Dataset rows
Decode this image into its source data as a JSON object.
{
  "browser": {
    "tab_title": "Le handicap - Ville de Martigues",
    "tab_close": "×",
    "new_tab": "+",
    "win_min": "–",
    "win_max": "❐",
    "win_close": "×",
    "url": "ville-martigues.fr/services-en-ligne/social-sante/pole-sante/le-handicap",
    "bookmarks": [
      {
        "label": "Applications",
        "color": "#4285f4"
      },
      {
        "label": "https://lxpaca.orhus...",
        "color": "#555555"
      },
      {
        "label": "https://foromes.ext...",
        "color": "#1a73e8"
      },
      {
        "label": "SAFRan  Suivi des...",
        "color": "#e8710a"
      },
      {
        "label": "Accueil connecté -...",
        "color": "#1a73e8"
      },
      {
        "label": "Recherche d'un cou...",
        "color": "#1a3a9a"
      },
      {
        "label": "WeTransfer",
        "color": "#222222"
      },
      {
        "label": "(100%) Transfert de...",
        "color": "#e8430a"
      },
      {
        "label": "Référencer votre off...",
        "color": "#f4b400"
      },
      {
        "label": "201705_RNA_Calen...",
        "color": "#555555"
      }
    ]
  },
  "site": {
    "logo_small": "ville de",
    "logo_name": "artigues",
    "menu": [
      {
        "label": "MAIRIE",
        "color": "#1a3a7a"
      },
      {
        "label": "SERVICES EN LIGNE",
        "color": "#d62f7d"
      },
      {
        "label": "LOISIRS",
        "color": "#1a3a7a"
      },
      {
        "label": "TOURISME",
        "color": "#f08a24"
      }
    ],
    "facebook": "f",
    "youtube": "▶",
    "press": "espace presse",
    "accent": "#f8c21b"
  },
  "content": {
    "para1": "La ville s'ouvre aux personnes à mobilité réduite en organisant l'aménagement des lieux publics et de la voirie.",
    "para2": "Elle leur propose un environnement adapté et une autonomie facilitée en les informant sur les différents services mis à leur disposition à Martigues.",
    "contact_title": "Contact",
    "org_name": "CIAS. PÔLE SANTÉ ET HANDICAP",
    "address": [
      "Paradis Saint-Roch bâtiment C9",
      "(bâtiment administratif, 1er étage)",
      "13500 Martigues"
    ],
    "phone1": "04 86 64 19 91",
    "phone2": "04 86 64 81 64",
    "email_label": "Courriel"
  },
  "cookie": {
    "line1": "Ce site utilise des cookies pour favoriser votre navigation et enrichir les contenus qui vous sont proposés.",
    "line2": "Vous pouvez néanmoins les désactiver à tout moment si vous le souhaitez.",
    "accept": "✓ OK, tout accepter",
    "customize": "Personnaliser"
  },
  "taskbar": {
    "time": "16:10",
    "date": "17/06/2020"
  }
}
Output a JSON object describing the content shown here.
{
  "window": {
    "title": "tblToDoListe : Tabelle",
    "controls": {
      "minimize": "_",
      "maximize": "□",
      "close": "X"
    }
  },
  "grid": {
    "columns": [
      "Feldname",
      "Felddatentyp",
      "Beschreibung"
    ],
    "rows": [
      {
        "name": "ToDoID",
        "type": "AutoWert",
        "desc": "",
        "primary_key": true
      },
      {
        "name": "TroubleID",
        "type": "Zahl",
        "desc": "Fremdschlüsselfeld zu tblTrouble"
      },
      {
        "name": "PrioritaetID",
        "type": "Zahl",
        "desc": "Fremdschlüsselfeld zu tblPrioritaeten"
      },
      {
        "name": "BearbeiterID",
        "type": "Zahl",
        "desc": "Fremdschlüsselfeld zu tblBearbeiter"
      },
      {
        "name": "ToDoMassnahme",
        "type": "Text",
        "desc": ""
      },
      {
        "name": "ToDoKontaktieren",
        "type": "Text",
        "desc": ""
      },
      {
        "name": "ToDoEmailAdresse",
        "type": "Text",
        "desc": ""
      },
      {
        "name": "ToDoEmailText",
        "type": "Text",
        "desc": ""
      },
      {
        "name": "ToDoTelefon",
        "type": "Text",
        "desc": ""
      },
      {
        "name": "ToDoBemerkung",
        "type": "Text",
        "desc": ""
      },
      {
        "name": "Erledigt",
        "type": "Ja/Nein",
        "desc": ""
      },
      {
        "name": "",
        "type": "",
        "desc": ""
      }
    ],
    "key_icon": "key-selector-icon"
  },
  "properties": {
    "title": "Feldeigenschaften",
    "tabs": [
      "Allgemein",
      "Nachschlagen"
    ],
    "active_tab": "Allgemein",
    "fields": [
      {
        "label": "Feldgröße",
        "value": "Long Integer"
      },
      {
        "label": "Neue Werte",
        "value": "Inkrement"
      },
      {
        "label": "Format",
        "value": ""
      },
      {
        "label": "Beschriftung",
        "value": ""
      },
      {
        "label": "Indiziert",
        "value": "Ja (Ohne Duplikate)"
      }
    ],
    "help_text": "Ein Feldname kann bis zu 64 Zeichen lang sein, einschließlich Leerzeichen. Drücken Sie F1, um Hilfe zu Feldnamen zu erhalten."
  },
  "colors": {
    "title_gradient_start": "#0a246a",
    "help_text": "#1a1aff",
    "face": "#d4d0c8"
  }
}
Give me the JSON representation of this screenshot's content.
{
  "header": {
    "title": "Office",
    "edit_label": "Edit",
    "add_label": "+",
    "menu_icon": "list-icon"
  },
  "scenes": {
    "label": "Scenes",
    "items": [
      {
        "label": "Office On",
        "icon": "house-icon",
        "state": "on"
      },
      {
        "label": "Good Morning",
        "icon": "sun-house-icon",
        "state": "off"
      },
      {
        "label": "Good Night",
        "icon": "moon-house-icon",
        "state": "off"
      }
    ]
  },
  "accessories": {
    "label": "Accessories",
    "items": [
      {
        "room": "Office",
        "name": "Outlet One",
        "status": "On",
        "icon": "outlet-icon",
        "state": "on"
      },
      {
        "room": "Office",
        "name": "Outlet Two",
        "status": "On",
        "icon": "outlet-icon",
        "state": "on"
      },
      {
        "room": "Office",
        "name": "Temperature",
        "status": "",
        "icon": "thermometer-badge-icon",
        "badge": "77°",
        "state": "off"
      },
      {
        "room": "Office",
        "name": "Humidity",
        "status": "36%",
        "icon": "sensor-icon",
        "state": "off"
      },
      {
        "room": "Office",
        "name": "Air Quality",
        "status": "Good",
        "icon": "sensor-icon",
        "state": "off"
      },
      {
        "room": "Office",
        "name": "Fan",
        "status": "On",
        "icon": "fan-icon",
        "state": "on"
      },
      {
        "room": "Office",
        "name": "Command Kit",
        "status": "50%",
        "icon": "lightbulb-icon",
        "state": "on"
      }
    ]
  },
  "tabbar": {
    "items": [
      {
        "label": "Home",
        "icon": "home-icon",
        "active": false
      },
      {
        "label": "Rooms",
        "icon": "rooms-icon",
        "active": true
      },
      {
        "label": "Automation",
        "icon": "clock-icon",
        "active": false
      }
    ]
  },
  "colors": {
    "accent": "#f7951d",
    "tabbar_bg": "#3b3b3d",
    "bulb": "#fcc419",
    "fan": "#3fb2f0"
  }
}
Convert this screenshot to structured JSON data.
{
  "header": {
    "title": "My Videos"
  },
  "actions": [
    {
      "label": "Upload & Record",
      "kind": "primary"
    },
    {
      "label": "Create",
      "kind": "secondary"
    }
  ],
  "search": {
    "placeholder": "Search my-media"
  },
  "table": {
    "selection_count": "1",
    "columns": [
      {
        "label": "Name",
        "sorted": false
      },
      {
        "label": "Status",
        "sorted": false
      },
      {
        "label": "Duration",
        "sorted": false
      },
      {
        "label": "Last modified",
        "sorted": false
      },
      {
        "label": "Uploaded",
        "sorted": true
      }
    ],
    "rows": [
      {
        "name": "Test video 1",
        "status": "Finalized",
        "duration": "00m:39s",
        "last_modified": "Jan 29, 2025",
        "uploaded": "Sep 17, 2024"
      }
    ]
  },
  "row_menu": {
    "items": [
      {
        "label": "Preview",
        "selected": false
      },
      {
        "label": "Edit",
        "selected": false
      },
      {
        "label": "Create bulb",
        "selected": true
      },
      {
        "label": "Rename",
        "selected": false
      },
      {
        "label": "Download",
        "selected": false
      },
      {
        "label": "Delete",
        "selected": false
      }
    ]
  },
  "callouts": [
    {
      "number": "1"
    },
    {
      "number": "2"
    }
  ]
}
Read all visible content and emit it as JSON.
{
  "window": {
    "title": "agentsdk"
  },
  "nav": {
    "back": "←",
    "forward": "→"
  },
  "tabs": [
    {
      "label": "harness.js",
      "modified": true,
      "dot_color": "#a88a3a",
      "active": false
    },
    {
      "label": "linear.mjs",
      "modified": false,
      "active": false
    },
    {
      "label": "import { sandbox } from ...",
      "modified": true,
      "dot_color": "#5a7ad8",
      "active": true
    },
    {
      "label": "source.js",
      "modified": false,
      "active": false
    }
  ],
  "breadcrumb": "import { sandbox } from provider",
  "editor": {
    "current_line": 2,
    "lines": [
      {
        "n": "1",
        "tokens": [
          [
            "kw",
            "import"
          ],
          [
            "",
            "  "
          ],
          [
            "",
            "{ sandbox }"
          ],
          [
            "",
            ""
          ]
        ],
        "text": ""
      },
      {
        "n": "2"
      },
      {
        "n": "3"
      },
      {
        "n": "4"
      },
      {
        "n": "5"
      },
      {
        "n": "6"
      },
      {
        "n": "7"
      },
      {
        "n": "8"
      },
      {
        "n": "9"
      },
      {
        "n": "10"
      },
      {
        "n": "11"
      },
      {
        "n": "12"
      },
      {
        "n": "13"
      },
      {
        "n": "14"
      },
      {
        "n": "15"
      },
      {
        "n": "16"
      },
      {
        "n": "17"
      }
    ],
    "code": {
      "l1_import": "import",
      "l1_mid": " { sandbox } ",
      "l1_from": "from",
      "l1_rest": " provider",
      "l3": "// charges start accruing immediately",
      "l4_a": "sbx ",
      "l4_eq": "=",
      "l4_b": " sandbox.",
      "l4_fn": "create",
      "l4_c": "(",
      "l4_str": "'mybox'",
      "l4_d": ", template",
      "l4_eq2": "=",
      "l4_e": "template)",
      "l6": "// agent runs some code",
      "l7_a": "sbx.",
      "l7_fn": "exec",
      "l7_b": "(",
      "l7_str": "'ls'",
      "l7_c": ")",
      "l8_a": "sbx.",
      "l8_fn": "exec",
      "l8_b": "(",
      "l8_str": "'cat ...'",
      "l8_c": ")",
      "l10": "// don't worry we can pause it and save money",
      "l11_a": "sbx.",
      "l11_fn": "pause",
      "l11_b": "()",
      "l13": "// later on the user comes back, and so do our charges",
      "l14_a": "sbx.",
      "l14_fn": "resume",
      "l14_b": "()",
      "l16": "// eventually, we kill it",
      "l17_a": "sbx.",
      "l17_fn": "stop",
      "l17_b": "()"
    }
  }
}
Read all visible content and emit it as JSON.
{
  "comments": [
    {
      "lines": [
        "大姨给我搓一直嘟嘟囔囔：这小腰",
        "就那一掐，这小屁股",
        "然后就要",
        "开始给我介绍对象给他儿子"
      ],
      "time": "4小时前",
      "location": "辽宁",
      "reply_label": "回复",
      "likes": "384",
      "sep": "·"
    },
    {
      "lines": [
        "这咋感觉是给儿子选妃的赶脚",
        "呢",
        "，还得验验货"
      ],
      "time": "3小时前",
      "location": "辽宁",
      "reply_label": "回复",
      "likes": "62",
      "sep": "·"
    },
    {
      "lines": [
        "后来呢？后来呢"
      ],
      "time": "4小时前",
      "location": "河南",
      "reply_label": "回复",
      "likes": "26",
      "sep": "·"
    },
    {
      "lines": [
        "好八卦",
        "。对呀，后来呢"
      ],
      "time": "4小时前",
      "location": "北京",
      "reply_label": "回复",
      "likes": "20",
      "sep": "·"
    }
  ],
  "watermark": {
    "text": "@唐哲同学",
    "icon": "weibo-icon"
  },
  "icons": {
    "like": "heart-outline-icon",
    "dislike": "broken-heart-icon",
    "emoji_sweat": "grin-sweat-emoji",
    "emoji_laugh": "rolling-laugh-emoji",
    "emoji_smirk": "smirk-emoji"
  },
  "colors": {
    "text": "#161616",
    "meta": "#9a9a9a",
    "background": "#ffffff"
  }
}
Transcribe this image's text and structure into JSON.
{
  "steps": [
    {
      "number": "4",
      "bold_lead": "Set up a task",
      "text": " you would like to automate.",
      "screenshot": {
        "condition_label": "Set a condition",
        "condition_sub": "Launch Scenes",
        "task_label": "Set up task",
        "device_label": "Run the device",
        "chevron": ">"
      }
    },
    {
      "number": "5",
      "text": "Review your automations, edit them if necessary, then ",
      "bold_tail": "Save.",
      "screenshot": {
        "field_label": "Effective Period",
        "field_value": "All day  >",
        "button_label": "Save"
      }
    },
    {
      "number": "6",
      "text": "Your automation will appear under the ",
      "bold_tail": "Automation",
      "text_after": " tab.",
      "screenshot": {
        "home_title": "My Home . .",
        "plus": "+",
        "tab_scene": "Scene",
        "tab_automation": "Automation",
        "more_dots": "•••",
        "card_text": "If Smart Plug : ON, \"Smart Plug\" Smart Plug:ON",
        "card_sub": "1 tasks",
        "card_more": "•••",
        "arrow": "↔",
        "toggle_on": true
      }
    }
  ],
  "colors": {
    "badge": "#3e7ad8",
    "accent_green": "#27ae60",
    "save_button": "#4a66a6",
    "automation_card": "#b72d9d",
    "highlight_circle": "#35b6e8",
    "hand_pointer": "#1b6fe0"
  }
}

◆ Problem: Pull out each line containing the word "bâtiment" and copy it.

◆ Result for this exercise:
      "Paradis Saint-Roch bâtiment C9",
      "(bâtiment administratif, 1er étage)",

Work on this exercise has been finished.